• EXTRACT TO READ:
Barry: Really crappy decision-making.

Karen: Yeah [laugh]. 

Barry: We’ll leave it at that. And by then, my wife was working for Microsoft. We had relocated to the Seattle area. I had reached out to Reed Cundiff, who previously, when I was at Dell, I somehow got him to be a keynote speaker at the first CRC. And I was like, “Hey, if you ever have a thing,” he’s like, “Hey, guess what? I have something on my server and cloud team.” And so, that’s what got me to Microsoft. And I again, it’s been nine years and eleven months, and a wild adventure.

Karen: Yeah. I have so many questions about that, but I also just want to stop and point out—and thank you for that journey—there’s a couple things that stand out to me that I think I just want to anchor for our audience. One, there’s lots of people out there, probably, who are like, you know, in their minds, thinking, hey, how do I get that great, like, end client job, you know? How do I leave the supplier side and get there? And I’d love that you shared kind of, you know, about how, like, look, you were working with Dell, you were doing a good job for Dell, and then the opportunity presented itself, and you took it. Like, I think being a good researcher is probably the most important thing for making that—being a good researcher on the vendor-partner side probably is the most important thing for then getting an opportunity, when one arises, at the end client. Would you agree?

Barry: I do. I do. And I think, you know, I have an employee who was having an issue with one of her stakeholders, and because my—she was asking a lot of questions. I said, “Look, your job, literally, you get paid to ask questions.” And because that comes with what we do, I think that transition was really cool because I had a zillion questions. Like, “Wha?” And you learn important things. Like, there are reasons why research tells you the right answer for the customer, potentially. But you have a finance department that has to—that’s meaningful, and you may do the right thing for the company—or the person, but it’s the wrong thing for the company, and that’s not sustainable. And really understanding how the research makes the business work, that was huge, and I don’t think I could have gotten that if I hadn’t known how to ask questions.

Karen: Yeah, cool. I also just want to say one other thing because, you know, a lot of people talk about brand tracking, right? And a lot of people say, like, there’s a there are plenty of people that think that’s just kind of like the grunt work, you have to do it, it’s not very glamorous, is just, you know, and I love that you started with some of the work that you did, and it’s sort of, there’s something poignant to me in that you just kind of learned very early in your career the importance of, kind of having the pulse of the customers, and how they perceive your brand. And I’m wondering if that learning that you took into account then about brand tracking, even though it’s not what you’re doing necessarily right now, if it informed your work today?

Element and region listings
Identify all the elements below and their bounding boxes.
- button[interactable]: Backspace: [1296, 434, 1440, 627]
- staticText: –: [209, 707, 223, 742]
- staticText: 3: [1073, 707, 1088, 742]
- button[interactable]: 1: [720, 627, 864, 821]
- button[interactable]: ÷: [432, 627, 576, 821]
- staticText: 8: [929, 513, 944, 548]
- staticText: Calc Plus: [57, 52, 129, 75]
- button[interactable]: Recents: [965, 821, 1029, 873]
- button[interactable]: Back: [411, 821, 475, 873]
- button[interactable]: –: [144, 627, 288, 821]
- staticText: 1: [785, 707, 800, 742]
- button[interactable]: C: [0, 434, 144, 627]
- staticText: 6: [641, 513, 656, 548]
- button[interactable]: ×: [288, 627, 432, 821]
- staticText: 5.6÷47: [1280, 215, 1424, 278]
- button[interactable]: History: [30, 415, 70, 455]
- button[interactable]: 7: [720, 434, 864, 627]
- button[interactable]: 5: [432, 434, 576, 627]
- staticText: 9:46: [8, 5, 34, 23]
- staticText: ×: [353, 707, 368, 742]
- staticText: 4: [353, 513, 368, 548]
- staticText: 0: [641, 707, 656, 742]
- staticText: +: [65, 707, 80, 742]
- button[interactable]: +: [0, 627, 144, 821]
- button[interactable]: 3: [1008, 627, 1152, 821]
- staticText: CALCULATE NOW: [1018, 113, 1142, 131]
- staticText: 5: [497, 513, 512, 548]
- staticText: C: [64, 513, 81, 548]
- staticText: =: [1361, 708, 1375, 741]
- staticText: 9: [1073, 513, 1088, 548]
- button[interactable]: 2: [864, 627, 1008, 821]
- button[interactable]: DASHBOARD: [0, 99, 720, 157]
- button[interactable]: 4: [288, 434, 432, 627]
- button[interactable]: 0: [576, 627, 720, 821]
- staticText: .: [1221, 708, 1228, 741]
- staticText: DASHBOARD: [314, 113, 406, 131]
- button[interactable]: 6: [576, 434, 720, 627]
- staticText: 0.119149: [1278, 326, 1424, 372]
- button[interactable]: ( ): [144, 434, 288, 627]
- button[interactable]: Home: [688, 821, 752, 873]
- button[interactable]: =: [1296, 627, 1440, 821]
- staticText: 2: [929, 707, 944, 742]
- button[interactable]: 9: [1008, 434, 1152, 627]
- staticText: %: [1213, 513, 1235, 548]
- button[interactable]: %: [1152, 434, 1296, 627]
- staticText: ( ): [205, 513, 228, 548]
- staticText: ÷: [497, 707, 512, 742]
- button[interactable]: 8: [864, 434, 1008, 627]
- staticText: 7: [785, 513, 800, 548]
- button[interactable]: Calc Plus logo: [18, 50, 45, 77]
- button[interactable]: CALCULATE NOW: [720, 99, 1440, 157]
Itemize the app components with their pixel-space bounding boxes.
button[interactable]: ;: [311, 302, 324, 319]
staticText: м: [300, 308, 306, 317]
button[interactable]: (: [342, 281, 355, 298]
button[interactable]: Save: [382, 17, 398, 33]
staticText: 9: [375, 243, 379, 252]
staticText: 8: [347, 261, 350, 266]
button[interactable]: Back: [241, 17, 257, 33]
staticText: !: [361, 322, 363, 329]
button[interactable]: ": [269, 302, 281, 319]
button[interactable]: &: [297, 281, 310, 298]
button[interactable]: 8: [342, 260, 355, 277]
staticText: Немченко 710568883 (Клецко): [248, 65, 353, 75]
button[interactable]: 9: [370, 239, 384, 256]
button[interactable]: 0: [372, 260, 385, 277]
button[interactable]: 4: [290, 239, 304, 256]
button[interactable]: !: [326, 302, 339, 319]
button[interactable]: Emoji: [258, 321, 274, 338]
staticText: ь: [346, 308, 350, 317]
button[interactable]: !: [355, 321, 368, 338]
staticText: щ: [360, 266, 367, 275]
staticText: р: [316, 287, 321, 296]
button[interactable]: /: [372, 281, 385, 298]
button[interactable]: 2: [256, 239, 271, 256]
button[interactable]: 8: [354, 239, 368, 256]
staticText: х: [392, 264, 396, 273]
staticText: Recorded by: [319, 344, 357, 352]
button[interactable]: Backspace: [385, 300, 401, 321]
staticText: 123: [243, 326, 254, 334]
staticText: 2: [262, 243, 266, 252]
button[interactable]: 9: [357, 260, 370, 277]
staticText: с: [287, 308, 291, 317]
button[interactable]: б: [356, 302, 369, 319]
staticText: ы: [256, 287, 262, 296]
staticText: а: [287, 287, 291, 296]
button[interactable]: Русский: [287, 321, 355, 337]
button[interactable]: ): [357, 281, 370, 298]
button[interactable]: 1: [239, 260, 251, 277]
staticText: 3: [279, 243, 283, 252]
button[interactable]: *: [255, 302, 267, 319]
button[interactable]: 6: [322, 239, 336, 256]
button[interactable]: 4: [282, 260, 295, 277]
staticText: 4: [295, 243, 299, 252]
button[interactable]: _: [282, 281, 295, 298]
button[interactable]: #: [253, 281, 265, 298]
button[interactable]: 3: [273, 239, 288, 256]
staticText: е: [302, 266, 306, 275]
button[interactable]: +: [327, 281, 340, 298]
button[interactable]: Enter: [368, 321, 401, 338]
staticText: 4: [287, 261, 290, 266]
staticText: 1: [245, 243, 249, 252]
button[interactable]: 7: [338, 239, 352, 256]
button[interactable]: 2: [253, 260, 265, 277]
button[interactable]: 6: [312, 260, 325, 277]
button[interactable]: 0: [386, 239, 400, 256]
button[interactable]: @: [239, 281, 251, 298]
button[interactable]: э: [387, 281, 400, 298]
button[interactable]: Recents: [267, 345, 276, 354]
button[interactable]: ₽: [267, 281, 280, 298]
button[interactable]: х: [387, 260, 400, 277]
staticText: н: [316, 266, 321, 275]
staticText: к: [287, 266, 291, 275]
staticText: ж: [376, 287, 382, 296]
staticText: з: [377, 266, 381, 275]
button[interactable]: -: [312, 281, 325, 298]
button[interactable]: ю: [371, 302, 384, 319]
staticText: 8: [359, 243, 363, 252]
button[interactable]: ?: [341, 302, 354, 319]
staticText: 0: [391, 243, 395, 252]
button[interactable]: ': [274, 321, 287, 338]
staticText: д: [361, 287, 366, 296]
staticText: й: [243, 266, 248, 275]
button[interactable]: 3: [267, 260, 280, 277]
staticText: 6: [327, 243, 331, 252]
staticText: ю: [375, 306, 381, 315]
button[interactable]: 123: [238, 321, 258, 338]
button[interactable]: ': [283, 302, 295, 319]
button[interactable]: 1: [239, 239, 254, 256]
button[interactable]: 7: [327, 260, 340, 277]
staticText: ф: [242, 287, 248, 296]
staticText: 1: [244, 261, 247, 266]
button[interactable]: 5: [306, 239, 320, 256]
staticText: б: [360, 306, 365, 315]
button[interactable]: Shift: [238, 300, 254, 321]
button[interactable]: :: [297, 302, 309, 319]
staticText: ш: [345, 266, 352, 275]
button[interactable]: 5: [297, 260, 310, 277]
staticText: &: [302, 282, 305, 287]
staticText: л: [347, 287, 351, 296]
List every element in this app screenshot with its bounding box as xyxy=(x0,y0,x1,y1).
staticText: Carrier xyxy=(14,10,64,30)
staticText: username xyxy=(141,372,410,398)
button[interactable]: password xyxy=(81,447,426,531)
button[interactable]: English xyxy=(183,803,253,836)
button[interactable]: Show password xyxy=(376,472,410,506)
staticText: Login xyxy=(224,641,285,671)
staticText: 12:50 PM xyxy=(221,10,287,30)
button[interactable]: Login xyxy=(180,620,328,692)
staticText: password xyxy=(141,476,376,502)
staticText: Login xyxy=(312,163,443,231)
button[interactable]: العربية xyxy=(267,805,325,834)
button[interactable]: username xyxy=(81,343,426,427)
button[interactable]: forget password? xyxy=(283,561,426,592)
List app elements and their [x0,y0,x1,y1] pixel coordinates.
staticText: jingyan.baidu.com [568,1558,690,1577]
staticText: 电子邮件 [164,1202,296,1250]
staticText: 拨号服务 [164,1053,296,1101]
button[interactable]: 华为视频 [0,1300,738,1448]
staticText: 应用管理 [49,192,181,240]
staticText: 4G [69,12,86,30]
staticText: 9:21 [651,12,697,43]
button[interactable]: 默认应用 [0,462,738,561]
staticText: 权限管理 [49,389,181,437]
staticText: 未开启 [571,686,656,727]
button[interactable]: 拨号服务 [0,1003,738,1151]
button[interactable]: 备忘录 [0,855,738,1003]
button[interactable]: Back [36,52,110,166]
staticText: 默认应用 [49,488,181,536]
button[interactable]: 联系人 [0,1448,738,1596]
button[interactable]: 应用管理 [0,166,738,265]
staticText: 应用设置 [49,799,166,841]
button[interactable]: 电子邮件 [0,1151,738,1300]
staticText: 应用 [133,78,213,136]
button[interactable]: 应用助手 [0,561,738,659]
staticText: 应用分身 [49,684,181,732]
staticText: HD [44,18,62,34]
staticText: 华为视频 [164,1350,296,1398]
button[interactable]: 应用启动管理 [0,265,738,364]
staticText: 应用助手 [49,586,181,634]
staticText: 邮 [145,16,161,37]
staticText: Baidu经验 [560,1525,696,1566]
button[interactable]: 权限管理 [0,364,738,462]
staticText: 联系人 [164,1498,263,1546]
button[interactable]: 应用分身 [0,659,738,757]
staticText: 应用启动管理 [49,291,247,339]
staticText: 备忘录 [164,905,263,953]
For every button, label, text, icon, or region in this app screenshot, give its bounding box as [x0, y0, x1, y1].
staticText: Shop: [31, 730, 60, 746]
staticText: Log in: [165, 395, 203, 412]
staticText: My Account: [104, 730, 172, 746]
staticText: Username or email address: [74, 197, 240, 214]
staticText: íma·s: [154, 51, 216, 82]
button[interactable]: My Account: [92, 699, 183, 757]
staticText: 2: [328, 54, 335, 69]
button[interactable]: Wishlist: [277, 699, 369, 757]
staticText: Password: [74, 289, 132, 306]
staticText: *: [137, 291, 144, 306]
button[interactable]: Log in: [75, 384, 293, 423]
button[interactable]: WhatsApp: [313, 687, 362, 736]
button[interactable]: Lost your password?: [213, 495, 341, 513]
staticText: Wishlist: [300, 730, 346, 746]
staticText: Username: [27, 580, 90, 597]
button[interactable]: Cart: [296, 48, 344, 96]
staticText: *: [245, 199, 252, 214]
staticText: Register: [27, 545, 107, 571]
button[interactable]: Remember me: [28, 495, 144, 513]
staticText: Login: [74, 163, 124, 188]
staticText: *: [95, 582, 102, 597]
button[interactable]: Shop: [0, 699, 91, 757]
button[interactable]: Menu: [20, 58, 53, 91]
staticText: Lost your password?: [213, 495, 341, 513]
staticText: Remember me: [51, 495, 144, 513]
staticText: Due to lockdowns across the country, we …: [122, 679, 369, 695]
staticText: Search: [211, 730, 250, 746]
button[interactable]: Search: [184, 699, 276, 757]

• PROBLEM STATEMENT: In the interview, change every "end client" to "enterprise client" and write out everything from "Karen: Yeah. I" down to "Would you agree?".

• REPLY TO THE TASK:
Karen: Yeah. I have so many questions about that, but I also just want to stop and point out—and thank you for that journey—there’s a couple things that stand out to me that I think I just want to anchor for our audience. One, there’s lots of people out there, probably, who are like, you know, in their minds, thinking, hey, how do I get that great, like, enterprise client job, you know? How do I leave the supplier side and get there? And I’d love that you shared kind of, you know, about how, like, look, you were working with Dell, you were doing a good job for Dell, and then the opportunity presented itself, and you took it. Like, I think being a good researcher is probably the most important thing for making that—being a good researcher on the vendor-partner side probably is the most important thing for then getting an opportunity, when one arises, at the enterprise client. Would you agree?